SOURCE RECORDS:
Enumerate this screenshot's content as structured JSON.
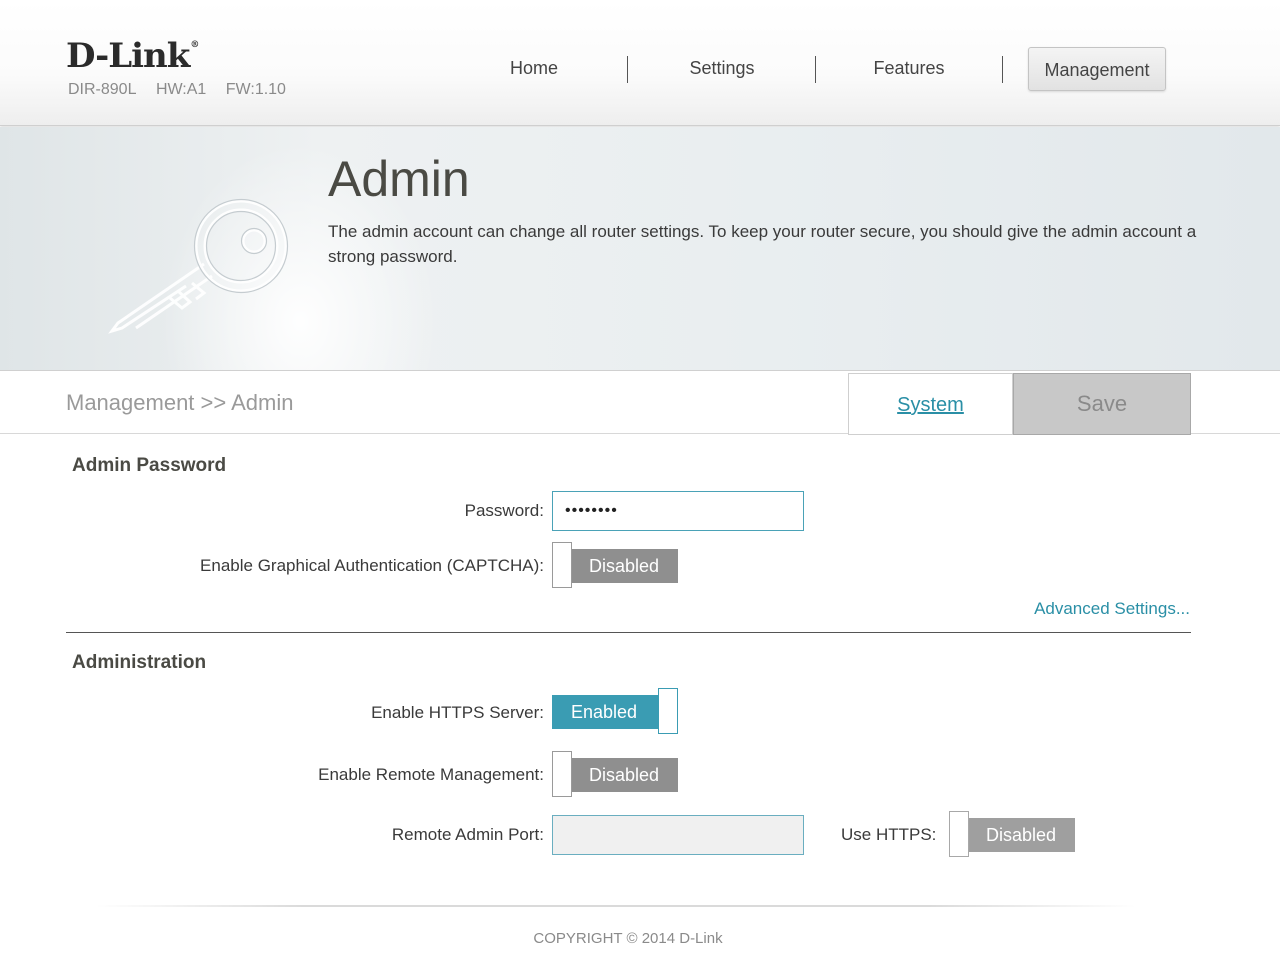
{
  "header": {
    "logo": "D-Link",
    "logo_mark": "®",
    "model": "DIR-890L",
    "hw": "HW:A1",
    "fw": "FW:1.10"
  },
  "nav": {
    "items": [
      {
        "label": "Home"
      },
      {
        "label": "Settings"
      },
      {
        "label": "Features"
      },
      {
        "label": "Management",
        "active": true
      }
    ]
  },
  "banner": {
    "title": "Admin",
    "description": "The admin account can change all router settings. To keep your router secure, you should give the admin account a strong password.",
    "icon": "key-icon"
  },
  "toolbar": {
    "breadcrumb": "Management >> Admin",
    "system_label": "System",
    "save_label": "Save"
  },
  "admin_password": {
    "section_title": "Admin Password",
    "password_label": "Password:",
    "password_value": "••••••••",
    "captcha_label": "Enable Graphical Authentication (CAPTCHA):",
    "captcha_state": "Disabled",
    "advanced_link": "Advanced Settings..."
  },
  "administration": {
    "section_title": "Administration",
    "https_label": "Enable HTTPS Server:",
    "https_state": "Enabled",
    "remote_label": "Enable Remote Management:",
    "remote_state": "Disabled",
    "port_label": "Remote Admin Port:",
    "port_value": "",
    "use_https_label": "Use HTTPS:",
    "use_https_state": "Disabled"
  },
  "footer": {
    "copyright": "COPYRIGHT © 2014 D-Link"
  },
  "colors": {
    "accent": "#3a9cb3",
    "link": "#2a8fa6",
    "toggle_off": "#8f8f8f",
    "save_bg": "#c8c8c8"
  }
}
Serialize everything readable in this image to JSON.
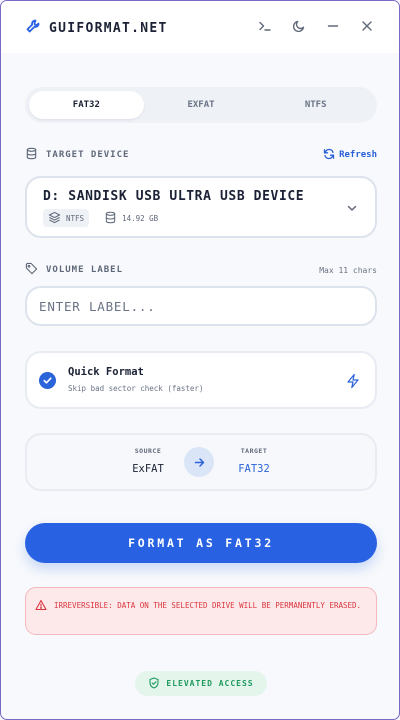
{
  "app": {
    "title": "GUIFORMAT.NET"
  },
  "window_controls": {
    "icons": [
      "terminal-icon",
      "moon-icon",
      "minimize-icon",
      "close-icon"
    ]
  },
  "tabs": [
    {
      "label": "FAT32",
      "active": true
    },
    {
      "label": "EXFAT",
      "active": false
    },
    {
      "label": "NTFS",
      "active": false
    }
  ],
  "target_device": {
    "section_label": "TARGET DEVICE",
    "refresh_label": "Refresh",
    "device_name": "D: SANDISK USB ULTRA USB DEVICE",
    "filesystem": "NTFS",
    "size": "14.92 GB"
  },
  "volume_label": {
    "section_label": "VOLUME LABEL",
    "hint": "Max 11 chars",
    "value": "",
    "placeholder": "ENTER LABEL..."
  },
  "quick_format": {
    "title": "Quick Format",
    "subtitle": "Skip bad sector check (faster)",
    "checked": true
  },
  "conversion": {
    "source_caption": "SOURCE",
    "source_value": "ExFAT",
    "target_caption": "TARGET",
    "target_value": "FAT32"
  },
  "primary_action": {
    "label": "FORMAT AS FAT32"
  },
  "warning": {
    "text": "IRREVERSIBLE: DATA ON THE SELECTED DRIVE WILL BE PERMANENTLY ERASED."
  },
  "status_badge": {
    "label": "ELEVATED ACCESS"
  },
  "colors": {
    "accent": "#2862e3",
    "danger": "#d9363e",
    "success": "#1f9a5e",
    "frame": "#7a68c8"
  }
}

PROMPT: Track down every line of the material containing the string "active", and copy it.

FINISHED ANSWER:
        "active": true
      "active": true
      "active": false
      "active": false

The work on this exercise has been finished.